**What is asked**
All of the records below should be output exactly.

↓↓↓

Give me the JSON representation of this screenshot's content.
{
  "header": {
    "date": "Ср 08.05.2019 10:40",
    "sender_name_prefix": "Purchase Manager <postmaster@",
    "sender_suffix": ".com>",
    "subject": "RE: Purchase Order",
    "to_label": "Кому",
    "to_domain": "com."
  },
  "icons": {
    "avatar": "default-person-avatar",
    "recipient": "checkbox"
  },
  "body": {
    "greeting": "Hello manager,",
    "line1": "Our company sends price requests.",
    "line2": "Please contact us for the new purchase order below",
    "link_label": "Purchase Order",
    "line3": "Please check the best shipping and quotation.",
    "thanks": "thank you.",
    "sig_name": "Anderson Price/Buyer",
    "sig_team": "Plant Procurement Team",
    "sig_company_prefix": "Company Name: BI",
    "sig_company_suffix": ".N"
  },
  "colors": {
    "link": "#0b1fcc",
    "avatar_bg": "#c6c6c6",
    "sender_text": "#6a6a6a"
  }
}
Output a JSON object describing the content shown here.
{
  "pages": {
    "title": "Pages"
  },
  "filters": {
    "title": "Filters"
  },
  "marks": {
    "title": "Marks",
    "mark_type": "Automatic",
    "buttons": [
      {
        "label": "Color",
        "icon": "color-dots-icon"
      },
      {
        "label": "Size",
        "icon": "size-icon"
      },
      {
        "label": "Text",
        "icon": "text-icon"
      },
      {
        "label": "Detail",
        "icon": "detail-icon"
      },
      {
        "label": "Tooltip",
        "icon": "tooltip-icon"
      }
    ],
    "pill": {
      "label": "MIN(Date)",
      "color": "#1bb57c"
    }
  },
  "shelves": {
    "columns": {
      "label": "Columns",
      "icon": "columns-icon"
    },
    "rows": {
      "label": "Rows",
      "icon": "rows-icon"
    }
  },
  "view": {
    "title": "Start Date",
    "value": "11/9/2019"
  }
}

↑↑↑

**Reply**
Give me the JSON representation of this screenshot's content.
{
  "header": {
    "date": "Ср 08.05.2019 10:40",
    "sender_name_prefix": "Purchase Manager <postmaster@",
    "sender_suffix": ".com>",
    "subject": "RE: Purchase Order",
    "to_label": "Кому",
    "to_domain": "com."
  },
  "icons": {
    "avatar": "default-person-avatar",
    "recipient": "checkbox"
  },
  "body": {
    "greeting": "Hello manager,",
    "line1": "Our company sends price requests.",
    "line2": "Please contact us for the new purchase order below",
    "link_label": "Purchase Order",
    "line3": "Please check the best shipping and quotation.",
    "thanks": "thank you.",
    "sig_name": "Anderson Price/Buyer",
    "sig_team": "Plant Procurement Team",
    "sig_company_prefix": "Company Name: BI",
    "sig_company_suffix": ".N"
  },
  "colors": {
    "link": "#0b1fcc",
    "avatar_bg": "#c6c6c6",
    "sender_text": "#6a6a6a"
  }
}
Output a JSON object describing the content shown here.
{
  "pages": {
    "title": "Pages"
  },
  "filters": {
    "title": "Filters"
  },
  "marks": {
    "title": "Marks",
    "mark_type": "Automatic",
    "buttons": [
      {
        "label": "Color",
        "icon": "color-dots-icon"
      },
      {
        "label": "Size",
        "icon": "size-icon"
      },
      {
        "label": "Text",
        "icon": "text-icon"
      },
      {
        "label": "Detail",
        "icon": "detail-icon"
      },
      {
        "label": "Tooltip",
        "icon": "tooltip-icon"
      }
    ],
    "pill": {
      "label": "MIN(Date)",
      "color": "#1bb57c"
    }
  },
  "shelves": {
    "columns": {
      "label": "Columns",
      "icon": "columns-icon"
    },
    "rows": {
      "label": "Rows",
      "icon": "rows-icon"
    }
  },
  "view": {
    "title": "Start Date",
    "value": "11/9/2019"
  }
}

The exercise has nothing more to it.